[Task instructions]: Of all the lines in the material, how many include the word "this"? Reply with the number alone.

□ □ □ □ □

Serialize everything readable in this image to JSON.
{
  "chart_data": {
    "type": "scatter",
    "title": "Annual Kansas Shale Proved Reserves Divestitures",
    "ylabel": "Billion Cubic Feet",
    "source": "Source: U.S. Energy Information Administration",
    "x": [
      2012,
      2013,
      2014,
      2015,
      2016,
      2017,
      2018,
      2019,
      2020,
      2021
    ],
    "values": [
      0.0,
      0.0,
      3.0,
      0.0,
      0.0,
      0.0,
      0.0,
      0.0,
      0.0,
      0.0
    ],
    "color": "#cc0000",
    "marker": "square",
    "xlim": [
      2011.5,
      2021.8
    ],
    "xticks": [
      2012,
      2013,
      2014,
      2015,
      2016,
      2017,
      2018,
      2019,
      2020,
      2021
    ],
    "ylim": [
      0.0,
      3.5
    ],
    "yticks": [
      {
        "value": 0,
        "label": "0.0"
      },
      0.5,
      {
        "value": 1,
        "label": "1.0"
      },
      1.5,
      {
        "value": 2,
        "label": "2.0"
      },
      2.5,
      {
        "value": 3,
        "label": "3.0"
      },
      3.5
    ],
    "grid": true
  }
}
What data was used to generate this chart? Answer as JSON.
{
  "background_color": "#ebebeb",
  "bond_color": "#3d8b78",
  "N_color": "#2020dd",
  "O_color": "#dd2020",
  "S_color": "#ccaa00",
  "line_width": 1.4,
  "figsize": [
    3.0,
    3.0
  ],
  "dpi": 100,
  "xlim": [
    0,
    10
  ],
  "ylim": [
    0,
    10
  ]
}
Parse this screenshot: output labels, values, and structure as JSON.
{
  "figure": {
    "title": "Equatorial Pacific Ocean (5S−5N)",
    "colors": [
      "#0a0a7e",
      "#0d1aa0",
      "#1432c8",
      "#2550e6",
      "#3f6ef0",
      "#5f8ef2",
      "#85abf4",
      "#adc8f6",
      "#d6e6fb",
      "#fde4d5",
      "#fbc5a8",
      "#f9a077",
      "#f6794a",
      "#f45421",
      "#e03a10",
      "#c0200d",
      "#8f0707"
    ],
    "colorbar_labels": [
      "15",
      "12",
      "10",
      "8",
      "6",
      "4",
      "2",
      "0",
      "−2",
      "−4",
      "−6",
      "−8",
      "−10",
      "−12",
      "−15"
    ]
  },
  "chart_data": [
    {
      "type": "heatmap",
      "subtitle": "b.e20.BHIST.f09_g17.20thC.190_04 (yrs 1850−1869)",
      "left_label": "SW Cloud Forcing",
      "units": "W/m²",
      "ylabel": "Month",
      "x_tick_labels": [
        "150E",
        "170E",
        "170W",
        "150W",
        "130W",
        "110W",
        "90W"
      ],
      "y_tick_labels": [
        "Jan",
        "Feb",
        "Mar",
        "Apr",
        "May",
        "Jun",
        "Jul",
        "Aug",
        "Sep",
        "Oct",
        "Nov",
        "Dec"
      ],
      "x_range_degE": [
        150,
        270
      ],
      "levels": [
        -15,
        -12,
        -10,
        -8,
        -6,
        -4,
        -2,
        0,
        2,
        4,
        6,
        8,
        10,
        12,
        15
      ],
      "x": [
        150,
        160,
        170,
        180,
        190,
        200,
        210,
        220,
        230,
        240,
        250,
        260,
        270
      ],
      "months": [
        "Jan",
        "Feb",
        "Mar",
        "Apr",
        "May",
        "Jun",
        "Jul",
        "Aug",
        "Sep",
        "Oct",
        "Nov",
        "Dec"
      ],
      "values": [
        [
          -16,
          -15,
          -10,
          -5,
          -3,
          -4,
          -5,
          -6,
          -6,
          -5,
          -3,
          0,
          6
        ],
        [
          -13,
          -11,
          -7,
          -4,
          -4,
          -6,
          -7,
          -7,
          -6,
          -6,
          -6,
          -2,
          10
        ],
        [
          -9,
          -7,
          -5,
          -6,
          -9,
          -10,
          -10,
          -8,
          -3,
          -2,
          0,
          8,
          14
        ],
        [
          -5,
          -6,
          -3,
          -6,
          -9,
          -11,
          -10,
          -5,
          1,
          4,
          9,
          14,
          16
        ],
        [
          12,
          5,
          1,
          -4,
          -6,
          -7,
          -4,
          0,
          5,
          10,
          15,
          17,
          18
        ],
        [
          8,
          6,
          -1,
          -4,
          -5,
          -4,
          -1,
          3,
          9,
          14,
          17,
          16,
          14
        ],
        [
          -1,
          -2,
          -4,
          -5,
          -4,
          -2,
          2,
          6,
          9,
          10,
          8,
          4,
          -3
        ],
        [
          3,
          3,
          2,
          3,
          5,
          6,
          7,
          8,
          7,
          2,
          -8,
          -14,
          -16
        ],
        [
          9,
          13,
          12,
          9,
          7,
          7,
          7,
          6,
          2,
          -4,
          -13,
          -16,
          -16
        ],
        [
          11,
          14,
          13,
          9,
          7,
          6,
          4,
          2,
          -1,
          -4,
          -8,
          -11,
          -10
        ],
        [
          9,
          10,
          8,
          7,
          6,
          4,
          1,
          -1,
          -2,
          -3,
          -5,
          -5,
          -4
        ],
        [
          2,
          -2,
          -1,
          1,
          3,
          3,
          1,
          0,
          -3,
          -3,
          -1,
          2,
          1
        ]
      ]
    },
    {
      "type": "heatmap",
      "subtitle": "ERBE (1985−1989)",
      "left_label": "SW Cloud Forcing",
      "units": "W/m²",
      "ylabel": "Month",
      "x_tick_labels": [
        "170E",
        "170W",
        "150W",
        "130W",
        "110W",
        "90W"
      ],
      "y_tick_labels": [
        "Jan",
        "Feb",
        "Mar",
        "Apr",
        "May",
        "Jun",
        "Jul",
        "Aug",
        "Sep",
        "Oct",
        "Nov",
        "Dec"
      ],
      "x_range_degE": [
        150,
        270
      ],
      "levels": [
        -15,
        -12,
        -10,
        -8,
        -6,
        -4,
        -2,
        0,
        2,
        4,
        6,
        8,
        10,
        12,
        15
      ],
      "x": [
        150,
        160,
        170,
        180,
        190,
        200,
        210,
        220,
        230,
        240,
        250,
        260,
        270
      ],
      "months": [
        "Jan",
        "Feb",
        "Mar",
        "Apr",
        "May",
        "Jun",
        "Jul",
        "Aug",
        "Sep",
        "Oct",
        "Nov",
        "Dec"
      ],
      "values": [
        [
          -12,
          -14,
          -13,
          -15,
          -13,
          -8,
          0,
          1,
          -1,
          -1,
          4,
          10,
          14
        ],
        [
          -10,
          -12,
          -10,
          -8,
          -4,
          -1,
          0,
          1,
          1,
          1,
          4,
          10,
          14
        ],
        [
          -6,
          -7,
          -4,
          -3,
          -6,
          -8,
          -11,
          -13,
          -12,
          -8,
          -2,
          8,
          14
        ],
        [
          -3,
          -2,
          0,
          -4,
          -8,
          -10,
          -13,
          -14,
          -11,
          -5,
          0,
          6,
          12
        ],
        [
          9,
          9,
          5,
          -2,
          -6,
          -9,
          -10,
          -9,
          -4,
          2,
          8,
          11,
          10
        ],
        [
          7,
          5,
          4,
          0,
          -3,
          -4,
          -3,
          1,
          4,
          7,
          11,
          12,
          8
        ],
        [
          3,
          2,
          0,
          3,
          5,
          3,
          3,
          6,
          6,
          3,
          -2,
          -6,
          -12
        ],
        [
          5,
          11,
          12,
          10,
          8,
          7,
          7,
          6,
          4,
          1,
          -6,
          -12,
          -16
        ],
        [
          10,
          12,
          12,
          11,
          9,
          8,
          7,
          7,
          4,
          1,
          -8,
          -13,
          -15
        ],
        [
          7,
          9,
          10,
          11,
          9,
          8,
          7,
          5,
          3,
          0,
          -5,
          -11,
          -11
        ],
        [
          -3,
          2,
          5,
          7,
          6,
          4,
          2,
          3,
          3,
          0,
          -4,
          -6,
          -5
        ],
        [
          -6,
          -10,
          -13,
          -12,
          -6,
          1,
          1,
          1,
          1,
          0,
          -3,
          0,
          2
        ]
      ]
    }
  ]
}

□ □ □ □ □

[Complete answer]: 3